Spot every line with the word "金属制品业" and return it.

Figure collection entries:
⁂
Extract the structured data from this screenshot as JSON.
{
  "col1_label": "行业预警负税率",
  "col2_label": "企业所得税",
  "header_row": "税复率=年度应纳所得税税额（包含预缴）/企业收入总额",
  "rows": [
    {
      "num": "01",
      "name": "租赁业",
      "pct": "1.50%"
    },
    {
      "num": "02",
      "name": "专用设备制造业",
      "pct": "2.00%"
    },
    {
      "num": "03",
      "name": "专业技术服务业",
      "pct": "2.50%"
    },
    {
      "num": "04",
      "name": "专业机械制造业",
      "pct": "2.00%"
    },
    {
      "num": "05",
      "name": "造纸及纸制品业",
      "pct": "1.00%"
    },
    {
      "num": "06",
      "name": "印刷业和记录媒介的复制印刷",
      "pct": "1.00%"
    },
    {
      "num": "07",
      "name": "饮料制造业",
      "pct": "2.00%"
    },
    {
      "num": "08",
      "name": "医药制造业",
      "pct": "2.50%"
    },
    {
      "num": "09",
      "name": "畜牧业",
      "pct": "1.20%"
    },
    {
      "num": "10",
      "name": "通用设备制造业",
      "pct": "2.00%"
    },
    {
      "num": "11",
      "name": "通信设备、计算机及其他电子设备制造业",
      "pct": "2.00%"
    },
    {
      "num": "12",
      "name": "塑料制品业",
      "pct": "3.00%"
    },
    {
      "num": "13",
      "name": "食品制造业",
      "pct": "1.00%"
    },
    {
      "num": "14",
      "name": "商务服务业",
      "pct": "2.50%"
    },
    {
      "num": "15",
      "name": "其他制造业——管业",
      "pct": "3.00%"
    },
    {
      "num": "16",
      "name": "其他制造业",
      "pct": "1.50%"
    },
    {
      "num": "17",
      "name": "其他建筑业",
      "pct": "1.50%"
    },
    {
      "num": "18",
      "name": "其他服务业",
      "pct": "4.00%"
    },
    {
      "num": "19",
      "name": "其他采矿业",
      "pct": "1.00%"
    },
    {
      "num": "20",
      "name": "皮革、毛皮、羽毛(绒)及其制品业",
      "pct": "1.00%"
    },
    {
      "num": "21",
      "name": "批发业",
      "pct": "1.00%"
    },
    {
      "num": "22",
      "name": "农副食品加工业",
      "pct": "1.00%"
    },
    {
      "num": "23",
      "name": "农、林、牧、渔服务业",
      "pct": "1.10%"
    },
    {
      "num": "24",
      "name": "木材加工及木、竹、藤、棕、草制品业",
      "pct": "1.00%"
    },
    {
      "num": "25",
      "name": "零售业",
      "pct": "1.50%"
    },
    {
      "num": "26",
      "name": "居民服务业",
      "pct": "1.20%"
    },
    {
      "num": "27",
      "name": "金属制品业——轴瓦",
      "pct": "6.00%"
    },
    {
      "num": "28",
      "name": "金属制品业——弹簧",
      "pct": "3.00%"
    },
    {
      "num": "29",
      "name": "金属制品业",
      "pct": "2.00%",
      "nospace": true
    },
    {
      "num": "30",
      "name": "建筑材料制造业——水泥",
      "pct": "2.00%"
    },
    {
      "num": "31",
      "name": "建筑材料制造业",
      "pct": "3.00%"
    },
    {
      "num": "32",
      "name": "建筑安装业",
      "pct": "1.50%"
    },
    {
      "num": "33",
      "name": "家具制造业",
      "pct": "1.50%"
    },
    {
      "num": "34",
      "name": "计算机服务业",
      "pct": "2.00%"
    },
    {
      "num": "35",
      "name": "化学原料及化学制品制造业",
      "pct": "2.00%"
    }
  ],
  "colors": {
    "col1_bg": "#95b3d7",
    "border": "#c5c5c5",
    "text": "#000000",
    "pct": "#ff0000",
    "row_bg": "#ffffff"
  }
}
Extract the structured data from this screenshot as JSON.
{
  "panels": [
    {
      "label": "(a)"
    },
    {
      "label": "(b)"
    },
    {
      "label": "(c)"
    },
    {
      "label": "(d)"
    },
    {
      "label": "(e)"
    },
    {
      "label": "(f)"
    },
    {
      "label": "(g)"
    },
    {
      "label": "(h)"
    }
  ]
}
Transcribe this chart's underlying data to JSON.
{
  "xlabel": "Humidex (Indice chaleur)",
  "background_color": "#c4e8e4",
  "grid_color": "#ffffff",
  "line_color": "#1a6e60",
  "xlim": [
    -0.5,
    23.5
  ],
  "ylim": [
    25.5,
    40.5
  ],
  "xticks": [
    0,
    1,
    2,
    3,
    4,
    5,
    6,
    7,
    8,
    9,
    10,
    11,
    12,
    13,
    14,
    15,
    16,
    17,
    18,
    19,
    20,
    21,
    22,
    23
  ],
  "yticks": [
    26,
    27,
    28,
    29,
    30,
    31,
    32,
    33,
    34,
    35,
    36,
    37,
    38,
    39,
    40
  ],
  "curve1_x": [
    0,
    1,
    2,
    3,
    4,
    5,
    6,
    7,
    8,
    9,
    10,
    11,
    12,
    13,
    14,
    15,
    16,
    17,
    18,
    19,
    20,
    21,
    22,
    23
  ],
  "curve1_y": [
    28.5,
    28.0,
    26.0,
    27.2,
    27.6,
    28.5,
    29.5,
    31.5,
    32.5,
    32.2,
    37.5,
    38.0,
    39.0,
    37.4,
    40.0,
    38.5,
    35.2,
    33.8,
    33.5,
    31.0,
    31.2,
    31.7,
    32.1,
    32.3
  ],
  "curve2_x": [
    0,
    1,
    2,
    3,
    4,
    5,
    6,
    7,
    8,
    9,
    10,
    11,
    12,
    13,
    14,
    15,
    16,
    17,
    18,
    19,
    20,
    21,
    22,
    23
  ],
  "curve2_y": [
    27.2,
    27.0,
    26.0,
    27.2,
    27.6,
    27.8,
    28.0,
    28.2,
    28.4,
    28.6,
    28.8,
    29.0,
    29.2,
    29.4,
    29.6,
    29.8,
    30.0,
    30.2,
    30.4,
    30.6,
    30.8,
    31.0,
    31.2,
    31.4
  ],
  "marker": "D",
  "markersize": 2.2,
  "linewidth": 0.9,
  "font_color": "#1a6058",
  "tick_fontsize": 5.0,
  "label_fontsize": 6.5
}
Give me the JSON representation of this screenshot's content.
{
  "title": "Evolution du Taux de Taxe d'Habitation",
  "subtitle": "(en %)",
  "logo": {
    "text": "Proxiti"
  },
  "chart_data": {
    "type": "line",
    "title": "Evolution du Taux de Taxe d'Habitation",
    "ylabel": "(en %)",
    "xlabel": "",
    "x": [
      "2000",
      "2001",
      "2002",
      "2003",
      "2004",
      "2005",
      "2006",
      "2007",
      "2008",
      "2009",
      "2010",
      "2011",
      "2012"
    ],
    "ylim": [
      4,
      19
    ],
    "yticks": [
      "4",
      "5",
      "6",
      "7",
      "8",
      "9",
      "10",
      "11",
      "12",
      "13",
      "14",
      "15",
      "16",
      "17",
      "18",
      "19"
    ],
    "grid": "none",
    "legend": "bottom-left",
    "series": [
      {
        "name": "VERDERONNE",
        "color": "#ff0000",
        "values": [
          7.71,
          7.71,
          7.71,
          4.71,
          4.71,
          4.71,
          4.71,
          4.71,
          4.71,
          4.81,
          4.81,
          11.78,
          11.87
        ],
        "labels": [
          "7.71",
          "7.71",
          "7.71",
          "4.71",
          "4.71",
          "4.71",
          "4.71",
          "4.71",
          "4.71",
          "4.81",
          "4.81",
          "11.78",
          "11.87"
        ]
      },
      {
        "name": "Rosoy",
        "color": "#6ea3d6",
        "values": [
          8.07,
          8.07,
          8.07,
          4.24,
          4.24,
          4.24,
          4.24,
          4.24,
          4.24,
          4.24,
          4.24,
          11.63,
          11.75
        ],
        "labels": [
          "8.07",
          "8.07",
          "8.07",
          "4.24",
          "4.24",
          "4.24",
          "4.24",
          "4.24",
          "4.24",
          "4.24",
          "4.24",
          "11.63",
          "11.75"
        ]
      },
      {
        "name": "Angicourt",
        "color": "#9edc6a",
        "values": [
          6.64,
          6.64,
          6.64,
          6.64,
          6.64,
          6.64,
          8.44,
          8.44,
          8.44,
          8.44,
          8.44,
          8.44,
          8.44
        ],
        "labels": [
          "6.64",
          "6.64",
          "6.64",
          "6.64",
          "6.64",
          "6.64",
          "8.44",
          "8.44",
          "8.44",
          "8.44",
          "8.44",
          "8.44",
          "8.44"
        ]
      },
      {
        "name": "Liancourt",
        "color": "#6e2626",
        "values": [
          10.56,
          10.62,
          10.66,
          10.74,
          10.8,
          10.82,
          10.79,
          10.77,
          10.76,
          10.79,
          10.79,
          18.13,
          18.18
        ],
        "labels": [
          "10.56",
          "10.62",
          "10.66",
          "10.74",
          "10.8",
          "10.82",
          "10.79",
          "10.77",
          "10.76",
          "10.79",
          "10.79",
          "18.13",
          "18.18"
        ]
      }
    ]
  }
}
⁂
### [Exercise solution]
      "name": "金属制品业——轴瓦",
      "name": "金属制品业——弹簧",
      "name": "金属制品业",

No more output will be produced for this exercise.